__SOURCE DATA__
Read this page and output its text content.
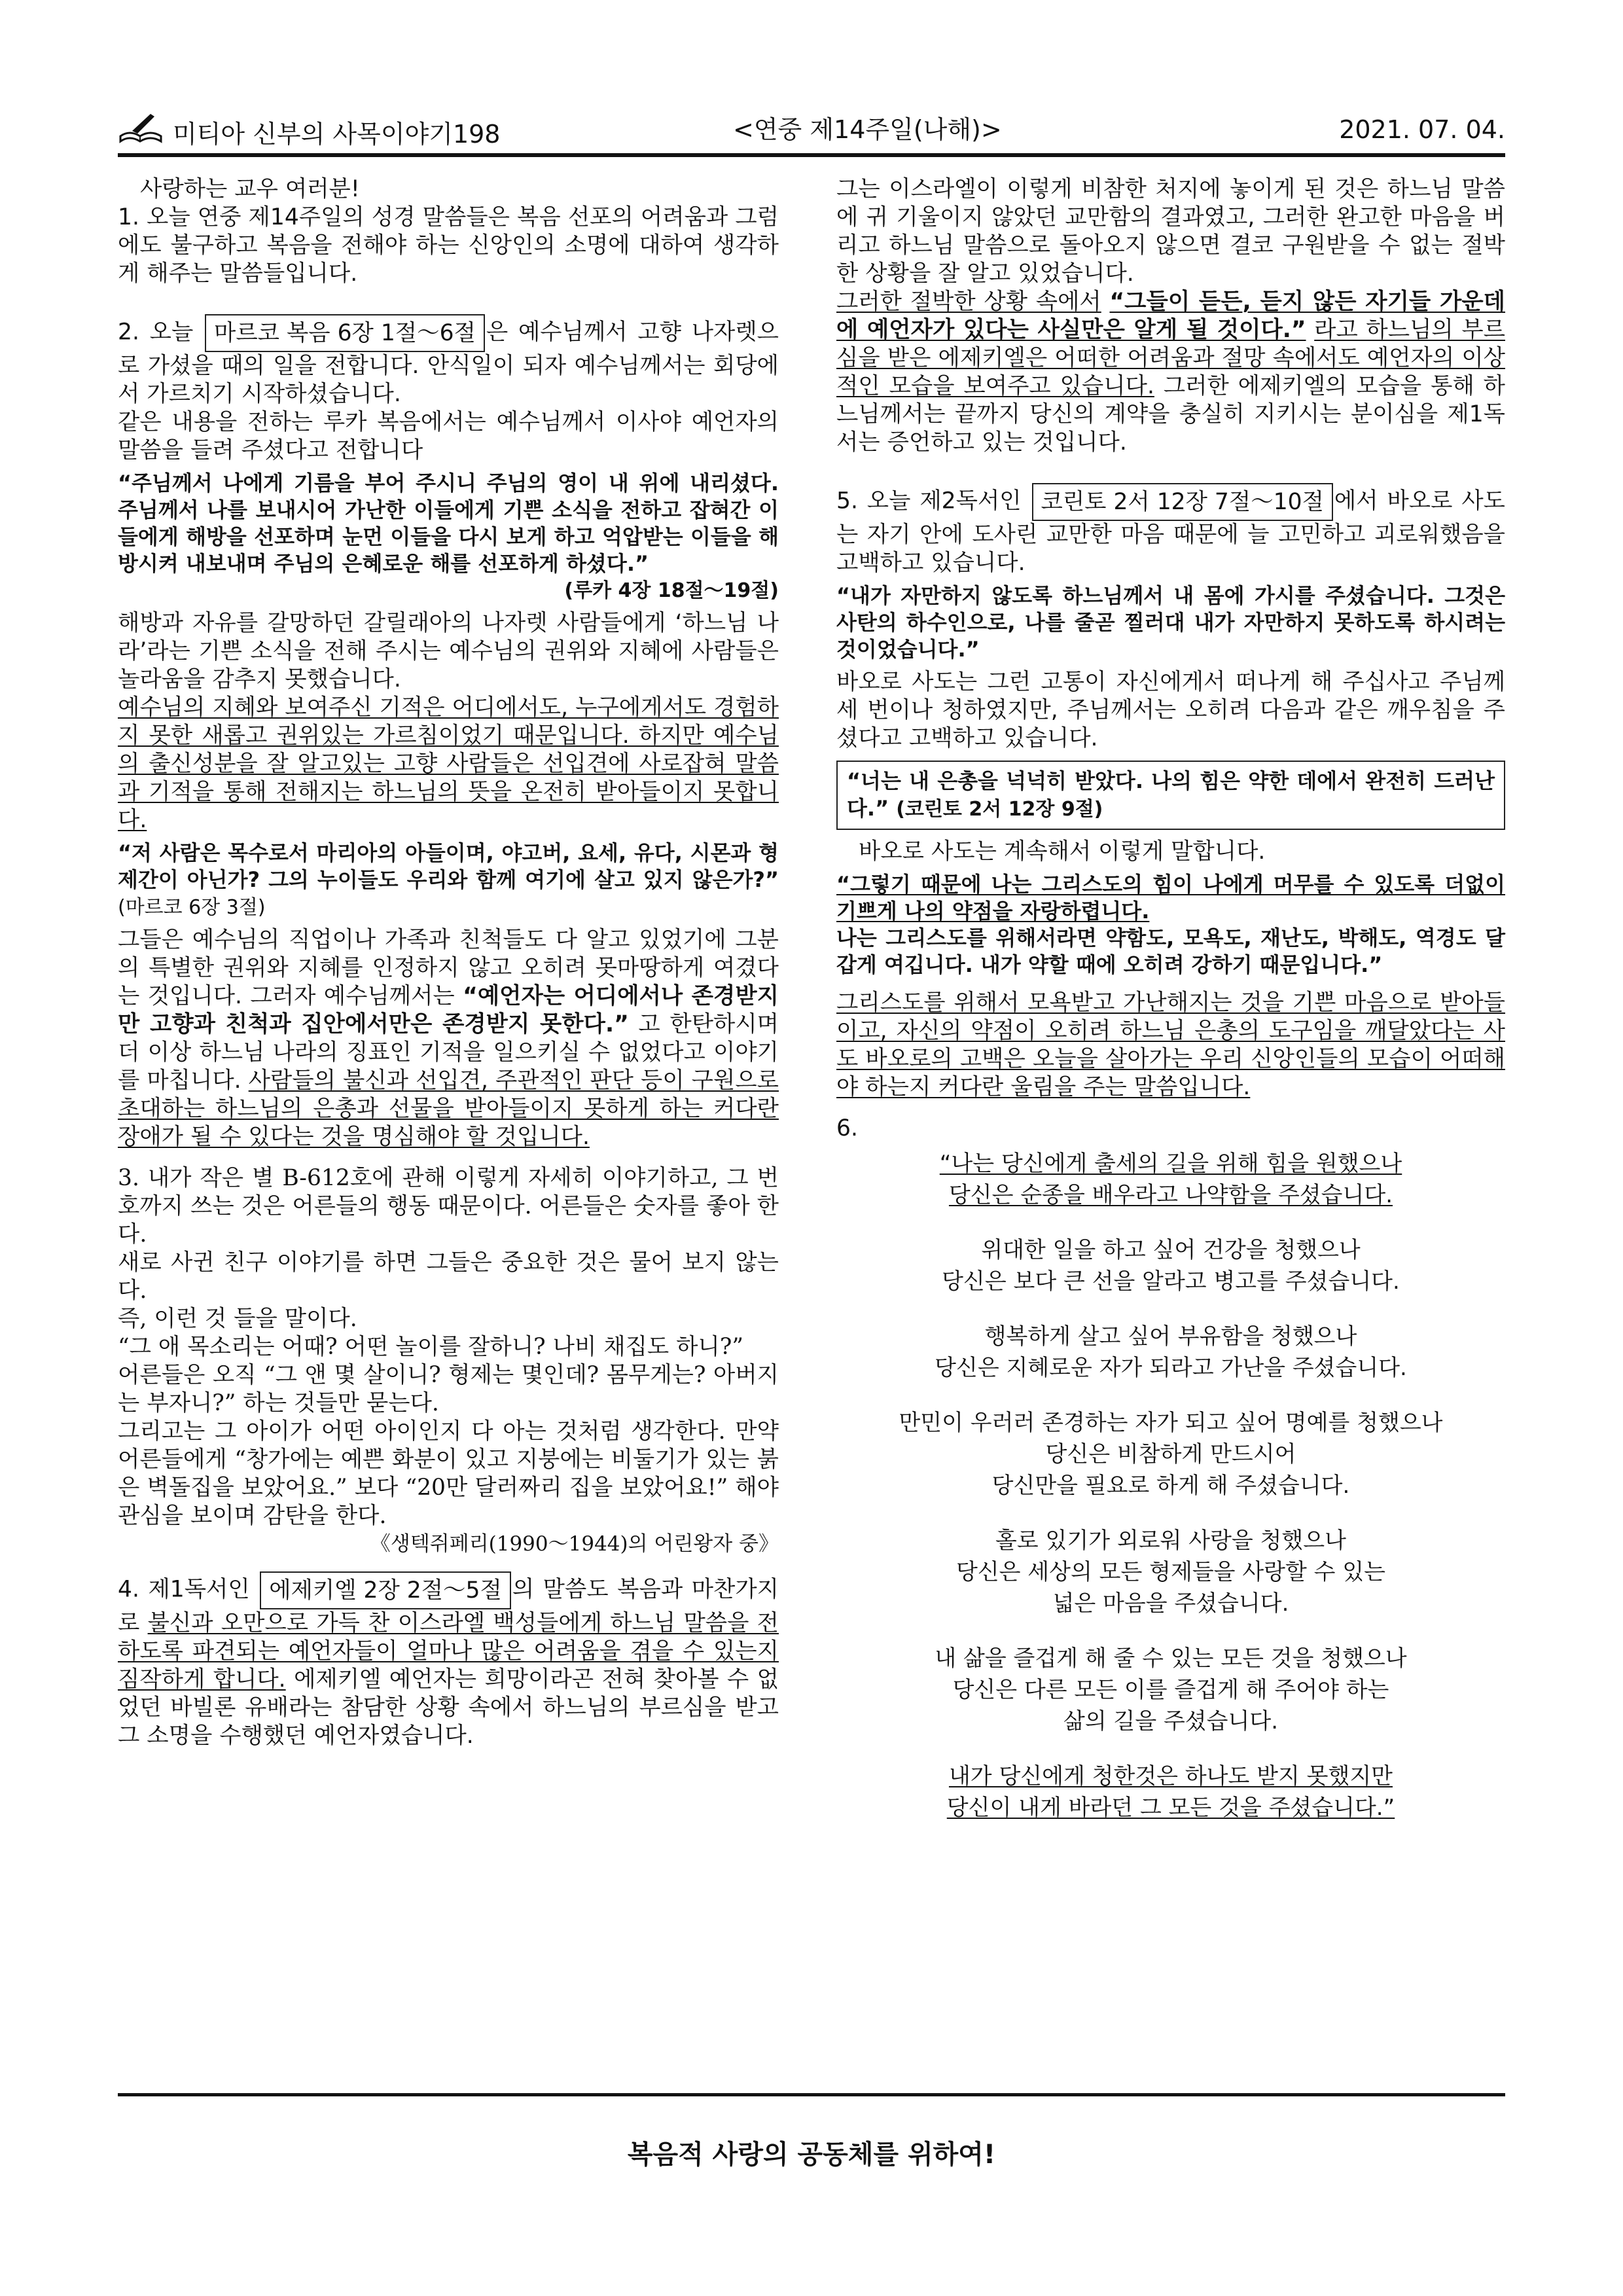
미티아 신부의 사목이야기198	<연중 제14주일(나해)>	2021. 07. 04.

사랑하는 교우 여러분!

1. 오늘 연중 제14주일의 성경 말씀들은 복음 선포의 어려움과 그럼에도 불구하고 복음을 전해야 하는 신앙인의 소명에 대하여 생각하게 해주는 말씀들입니다.

2. 오늘 마르코 복음 6장 1절～6절 은 예수님께서 고향 나자렛으로 가셨을 때의 일을 전합니다. 안식일이 되자 예수님께서는 회당에서 가르치기 시작하셨습니다.

같은 내용을 전하는 루카 복음에서는 예수님께서 이사야 예언자의 말씀을 들려 주셨다고 전합니다

“주님께서 나에게 기름을 부어 주시니 주님의 영이 내 위에 내리셨다. 주님께서 나를 보내시어 가난한 이들에게 기쁜 소식을 전하고 잡혀간 이들에게 해방을 선포하며 눈먼 이들을 다시 보게 하고 억압받는 이들을 해방시켜 내보내며 주님의 은혜로운 해를 선포하게 하셨다.”

(루카 4장 18절～19절)

해방과 자유를 갈망하던 갈릴래아의 나자렛 사람들에게 ‘하느님 나라’라는 기쁜 소식을 전해 주시는 예수님의 권위와 지혜에 사람들은 놀라움을 감추지 못했습니다.

예수님의 지혜와 보여주신 기적은 어디에서도, 누구에게서도 경험하지 못한 새롭고 권위있는 가르침이었기 때문입니다. 하지만 예수님의 출신성분을 잘 알고있는 고향 사람들은 선입견에 사로잡혀 말씀과 기적을 통해 전해지는 하느님의 뜻을 온전히 받아들이지 못합니다.

“저 사람은 목수로서 마리아의 아들이며, 야고버, 요세, 유다, 시몬과 형제간이 아닌가? 그의 누이들도 우리와 함께 여기에 살고 있지 않은가?” (마르코 6장 3절)

그들은 예수님의 직업이나 가족과 친척들도 다 알고 있었기에 그분의 특별한 권위와 지혜를 인정하지 않고 오히려 못마땅하게 여겼다는 것입니다. 그러자 예수님께서는 “예언자는 어디에서나 존경받지만 고향과 친척과 집안에서만은 존경받지 못한다.” 고 한탄하시며 더 이상 하느님 나라의 징표인 기적을 일으키실 수 없었다고 이야기를 마칩니다. 사람들의 불신과 선입견, 주관적인 판단 등이 구원으로 초대하는 하느님의 은총과 선물을 받아들이지 못하게 하는 커다란 장애가 될 수 있다는 것을 명심해야 할 것입니다.

3. 내가 작은 별 B-612호에 관해 이렇게 자세히 이야기하고, 그 번호까지 쓰는 것은 어른들의 행동 때문이다. 어른들은 숫자를 좋아 한다.

새로 사귄 친구 이야기를 하면 그들은 중요한 것은 물어 보지 않는다.

즉, 이런 것 들을 말이다.

“그 애 목소리는 어때? 어떤 놀이를 잘하니? 나비 채집도 하니?”

어른들은 오직 “그 앤 몇 살이니? 형제는 몇인데? 몸무게는? 아버지는 부자니?” 하는 것들만 묻는다.

그리고는 그 아이가 어떤 아이인지 다 아는 것처럼 생각한다. 만약 어른들에게 “창가에는 예쁜 화분이 있고 지붕에는 비둘기가 있는 붉은 벽돌집을 보았어요.” 보다 “20만 달러짜리 집을 보았어요!” 해야 관심을 보이며 감탄을 한다.

《생텍쥐페리(1990～1944)의 어린왕자 중》

4. 제1독서인 에제키엘 2장 2절～5절 의 말씀도 복음과 마찬가지로 불신과 오만으로 가득 찬 이스라엘 백성들에게 하느님 말씀을 전하도록 파견되는 예언자들이 얼마나 많은 어려움을 겪을 수 있는지 짐작하게 합니다. 에제키엘 예언자는 희망이라곤 전혀 찾아볼 수 없었던 바빌론 유배라는 참담한 상황 속에서 하느님의 부르심을 받고 그 소명을 수행했던 예언자였습니다.

그는 이스라엘이 이렇게 비참한 처지에 놓이게 된 것은 하느님 말씀에 귀 기울이지 않았던 교만함의 결과였고, 그러한 완고한 마음을 버리고 하느님 말씀으로 돌아오지 않으면 결코 구원받을 수 없는 절박한 상황을 잘 알고 있었습니다.

그러한 절박한 상황 속에서 “그들이 듣든, 듣지 않든 자기들 가운데에 예언자가 있다는 사실만은 알게 될 것이다.” 라고 하느님의 부르심을 받은 에제키엘은 어떠한 어려움과 절망 속에서도 예언자의 이상적인 모습을 보여주고 있습니다. 그러한 에제키엘의 모습을 통해 하느님께서는 끝까지 당신의 계약을 충실히 지키시는 분이심을 제1독서는 증언하고 있는 것입니다.

5. 오늘 제2독서인 코린토 2서 12장 7절～10절 에서 바오로 사도는 자기 안에 도사린 교만한 마음 때문에 늘 고민하고 괴로워했음을 고백하고 있습니다.

“내가 자만하지 않도록 하느님께서 내 몸에 가시를 주셨습니다. 그것은 사탄의 하수인으로, 나를 줄곧 찔러대 내가 자만하지 못하도록 하시려는 것이었습니다.”

바오로 사도는 그런 고통이 자신에게서 떠나게 해 주십사고 주님께 세 번이나 청하였지만, 주님께서는 오히려 다음과 같은 깨우침을 주셨다고 고백하고 있습니다.

“너는 내 은총을 넉넉히 받았다. 나의 힘은 약한 데에서 완전히 드러난다.” (코린토 2서 12장 9절)

바오로 사도는 계속해서 이렇게 말합니다.

“그렇기 때문에 나는 그리스도의 힘이 나에게 머무를 수 있도록 더없이 기쁘게 나의 약점을 자랑하렵니다.

나는 그리스도를 위해서라면 약함도, 모욕도, 재난도, 박해도, 역경도 달갑게 여깁니다. 내가 약할 때에 오히려 강하기 때문입니다.”

그리스도를 위해서 모욕받고 가난해지는 것을 기쁜 마음으로 받아들이고, 자신의 약점이 오히려 하느님 은총의 도구임을 깨달았다는 사도 바오로의 고백은 오늘을 살아가는 우리 신앙인들의 모습이 어떠해야 하는지 커다란 울림을 주는 말씀입니다.

6.

“나는 당신에게 출세의 길을 위해 힘을 원했으나

당신은 순종을 배우라고 나약함을 주셨습니다.

위대한 일을 하고 싶어 건강을 청했으나

당신은 보다 큰 선을 알라고 병고를 주셨습니다.

행복하게 살고 싶어 부유함을 청했으나

당신은 지혜로운 자가 되라고 가난을 주셨습니다.

만민이 우러러 존경하는 자가 되고 싶어 명예를 청했으나

당신은 비참하게 만드시어

당신만을 필요로 하게 해 주셨습니다.

홀로 있기가 외로워 사랑을 청했으나

당신은 세상의 모든 형제들을 사랑할 수 있는

넓은 마음을 주셨습니다.

내 삶을 즐겁게 해 줄 수 있는 모든 것을 청했으나

당신은 다른 모든 이를 즐겁게 해 주어야 하는

삶의 길을 주셨습니다.

내가 당신에게 청한것은 하나도 받지 못했지만

당신이 내게 바라던 그 모든 것을 주셨습니다.”

복음적 사랑의 공동체를 위하여!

__WRITTEN INSTRUCTION__
Repeat the data exactly in full, omitting its pictures.

__WORKED SOLUTION__
Read this page and output its text content.
미티아 신부의 사목이야기198	<연중 제14주일(나해)>	2021. 07. 04.

사랑하는 교우 여러분!

1. 오늘 연중 제14주일의 성경 말씀들은 복음 선포의 어려움과 그럼에도 불구하고 복음을 전해야 하는 신앙인의 소명에 대하여 생각하게 해주는 말씀들입니다.

2. 오늘 마르코 복음 6장 1절～6절 은 예수님께서 고향 나자렛으로 가셨을 때의 일을 전합니다. 안식일이 되자 예수님께서는 회당에서 가르치기 시작하셨습니다.

같은 내용을 전하는 루카 복음에서는 예수님께서 이사야 예언자의 말씀을 들려 주셨다고 전합니다

“주님께서 나에게 기름을 부어 주시니 주님의 영이 내 위에 내리셨다. 주님께서 나를 보내시어 가난한 이들에게 기쁜 소식을 전하고 잡혀간 이들에게 해방을 선포하며 눈먼 이들을 다시 보게 하고 억압받는 이들을 해방시켜 내보내며 주님의 은혜로운 해를 선포하게 하셨다.”

(루카 4장 18절～19절)

해방과 자유를 갈망하던 갈릴래아의 나자렛 사람들에게 ‘하느님 나라’라는 기쁜 소식을 전해 주시는 예수님의 권위와 지혜에 사람들은 놀라움을 감추지 못했습니다.

예수님의 지혜와 보여주신 기적은 어디에서도, 누구에게서도 경험하지 못한 새롭고 권위있는 가르침이었기 때문입니다. 하지만 예수님의 출신성분을 잘 알고있는 고향 사람들은 선입견에 사로잡혀 말씀과 기적을 통해 전해지는 하느님의 뜻을 온전히 받아들이지 못합니다.

“저 사람은 목수로서 마리아의 아들이며, 야고버, 요세, 유다, 시몬과 형제간이 아닌가? 그의 누이들도 우리와 함께 여기에 살고 있지 않은가?” (마르코 6장 3절)

그들은 예수님의 직업이나 가족과 친척들도 다 알고 있었기에 그분의 특별한 권위와 지혜를 인정하지 않고 오히려 못마땅하게 여겼다는 것입니다. 그러자 예수님께서는 “예언자는 어디에서나 존경받지만 고향과 친척과 집안에서만은 존경받지 못한다.” 고 한탄하시며 더 이상 하느님 나라의 징표인 기적을 일으키실 수 없었다고 이야기를 마칩니다. 사람들의 불신과 선입견, 주관적인 판단 등이 구원으로 초대하는 하느님의 은총과 선물을 받아들이지 못하게 하는 커다란 장애가 될 수 있다는 것을 명심해야 할 것입니다.

3. 내가 작은 별 B-612호에 관해 이렇게 자세히 이야기하고, 그 번호까지 쓰는 것은 어른들의 행동 때문이다. 어른들은 숫자를 좋아 한다.

새로 사귄 친구 이야기를 하면 그들은 중요한 것은 물어 보지 않는다.

즉, 이런 것 들을 말이다.

“그 애 목소리는 어때? 어떤 놀이를 잘하니? 나비 채집도 하니?”

어른들은 오직 “그 앤 몇 살이니? 형제는 몇인데? 몸무게는? 아버지는 부자니?” 하는 것들만 묻는다.

그리고는 그 아이가 어떤 아이인지 다 아는 것처럼 생각한다. 만약 어른들에게 “창가에는 예쁜 화분이 있고 지붕에는 비둘기가 있는 붉은 벽돌집을 보았어요.” 보다 “20만 달러짜리 집을 보았어요!” 해야 관심을 보이며 감탄을 한다.

《생텍쥐페리(1990～1944)의 어린왕자 중》

4. 제1독서인 에제키엘 2장 2절～5절 의 말씀도 복음과 마찬가지로 불신과 오만으로 가득 찬 이스라엘 백성들에게 하느님 말씀을 전하도록 파견되는 예언자들이 얼마나 많은 어려움을 겪을 수 있는지 짐작하게 합니다. 에제키엘 예언자는 희망이라곤 전혀 찾아볼 수 없었던 바빌론 유배라는 참담한 상황 속에서 하느님의 부르심을 받고 그 소명을 수행했던 예언자였습니다.

그는 이스라엘이 이렇게 비참한 처지에 놓이게 된 것은 하느님 말씀에 귀 기울이지 않았던 교만함의 결과였고, 그러한 완고한 마음을 버리고 하느님 말씀으로 돌아오지 않으면 결코 구원받을 수 없는 절박한 상황을 잘 알고 있었습니다.

그러한 절박한 상황 속에서 “그들이 듣든, 듣지 않든 자기들 가운데에 예언자가 있다는 사실만은 알게 될 것이다.” 라고 하느님의 부르심을 받은 에제키엘은 어떠한 어려움과 절망 속에서도 예언자의 이상적인 모습을 보여주고 있습니다. 그러한 에제키엘의 모습을 통해 하느님께서는 끝까지 당신의 계약을 충실히 지키시는 분이심을 제1독서는 증언하고 있는 것입니다.

5. 오늘 제2독서인 코린토 2서 12장 7절～10절 에서 바오로 사도는 자기 안에 도사린 교만한 마음 때문에 늘 고민하고 괴로워했음을 고백하고 있습니다.

“내가 자만하지 않도록 하느님께서 내 몸에 가시를 주셨습니다. 그것은 사탄의 하수인으로, 나를 줄곧 찔러대 내가 자만하지 못하도록 하시려는 것이었습니다.”

바오로 사도는 그런 고통이 자신에게서 떠나게 해 주십사고 주님께 세 번이나 청하였지만, 주님께서는 오히려 다음과 같은 깨우침을 주셨다고 고백하고 있습니다.

“너는 내 은총을 넉넉히 받았다. 나의 힘은 약한 데에서 완전히 드러난다.” (코린토 2서 12장 9절)

바오로 사도는 계속해서 이렇게 말합니다.

“그렇기 때문에 나는 그리스도의 힘이 나에게 머무를 수 있도록 더없이 기쁘게 나의 약점을 자랑하렵니다.

나는 그리스도를 위해서라면 약함도, 모욕도, 재난도, 박해도, 역경도 달갑게 여깁니다. 내가 약할 때에 오히려 강하기 때문입니다.”

그리스도를 위해서 모욕받고 가난해지는 것을 기쁜 마음으로 받아들이고, 자신의 약점이 오히려 하느님 은총의 도구임을 깨달았다는 사도 바오로의 고백은 오늘을 살아가는 우리 신앙인들의 모습이 어떠해야 하는지 커다란 울림을 주는 말씀입니다.

6.

“나는 당신에게 출세의 길을 위해 힘을 원했으나

당신은 순종을 배우라고 나약함을 주셨습니다.

위대한 일을 하고 싶어 건강을 청했으나

당신은 보다 큰 선을 알라고 병고를 주셨습니다.

행복하게 살고 싶어 부유함을 청했으나

당신은 지혜로운 자가 되라고 가난을 주셨습니다.

만민이 우러러 존경하는 자가 되고 싶어 명예를 청했으나

당신은 비참하게 만드시어

당신만을 필요로 하게 해 주셨습니다.

홀로 있기가 외로워 사랑을 청했으나

당신은 세상의 모든 형제들을 사랑할 수 있는

넓은 마음을 주셨습니다.

내 삶을 즐겁게 해 줄 수 있는 모든 것을 청했으나

당신은 다른 모든 이를 즐겁게 해 주어야 하는

삶의 길을 주셨습니다.

내가 당신에게 청한것은 하나도 받지 못했지만

당신이 내게 바라던 그 모든 것을 주셨습니다.”

복음적 사랑의 공동체를 위하여!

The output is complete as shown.